(Dataset extract)
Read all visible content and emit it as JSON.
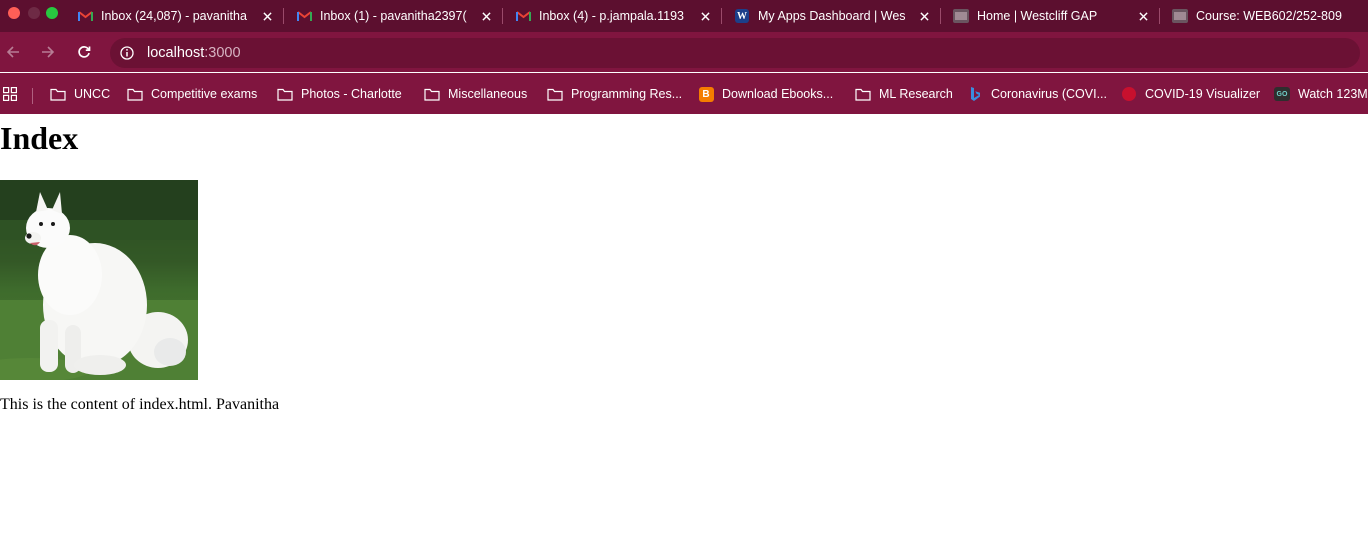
{
  "tabs": [
    {
      "title": "Inbox (24,087) - pavanitha",
      "icon": "gmail-icon"
    },
    {
      "title": "Inbox (1) - pavanitha2397(",
      "icon": "gmail-icon"
    },
    {
      "title": "Inbox (4) - p.jampala.1193",
      "icon": "gmail-icon"
    },
    {
      "title": "My Apps Dashboard | Wes",
      "icon": "westcliff-icon",
      "icon_letter": "W"
    },
    {
      "title": "Home | Westcliff GAP",
      "icon": "page-thumbnail-icon"
    },
    {
      "title": "Course: WEB602/252-809",
      "icon": "page-thumbnail-icon"
    }
  ],
  "address": {
    "host": "localhost",
    "port": ":3000"
  },
  "bookmarks": [
    {
      "label": "UNCC",
      "icon": "folder-icon"
    },
    {
      "label": "Competitive exams",
      "icon": "folder-icon"
    },
    {
      "label": "Photos - Charlotte",
      "icon": "folder-icon"
    },
    {
      "label": "Miscellaneous",
      "icon": "folder-icon"
    },
    {
      "label": "Programming Res...",
      "icon": "folder-icon"
    },
    {
      "label": "Download Ebooks...",
      "icon": "blogger-icon",
      "icon_letter": "B"
    },
    {
      "label": "ML Research",
      "icon": "folder-icon"
    },
    {
      "label": "Coronavirus (COVI...",
      "icon": "bing-icon"
    },
    {
      "label": "COVID-19 Visualizer",
      "icon": "virus-icon"
    },
    {
      "label": "Watch 123M",
      "icon": "go-icon",
      "icon_letter": "GO"
    }
  ],
  "page": {
    "heading": "Index",
    "text": "This is the content of index.html. Pavanitha",
    "image": "white-dog-photo"
  },
  "colors": {
    "tab_strip": "#5c0f2f",
    "toolbar": "#80153f",
    "omnibox": "#6b1134"
  }
}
(End Dataset extract)
Copy every line from the records above that contains the word "title".

- _Task result_
      "title": "Inbox (24,087) - pavanitha",
      "title": "Inbox (1) - pavanitha2397(",
      "title": "Inbox (4) - p.jampala.1193",
      "title": "My Apps Dashboard | Wes",
      "title": "Home | Westcliff GAP",
      "title": "Course: WEB602/252-809",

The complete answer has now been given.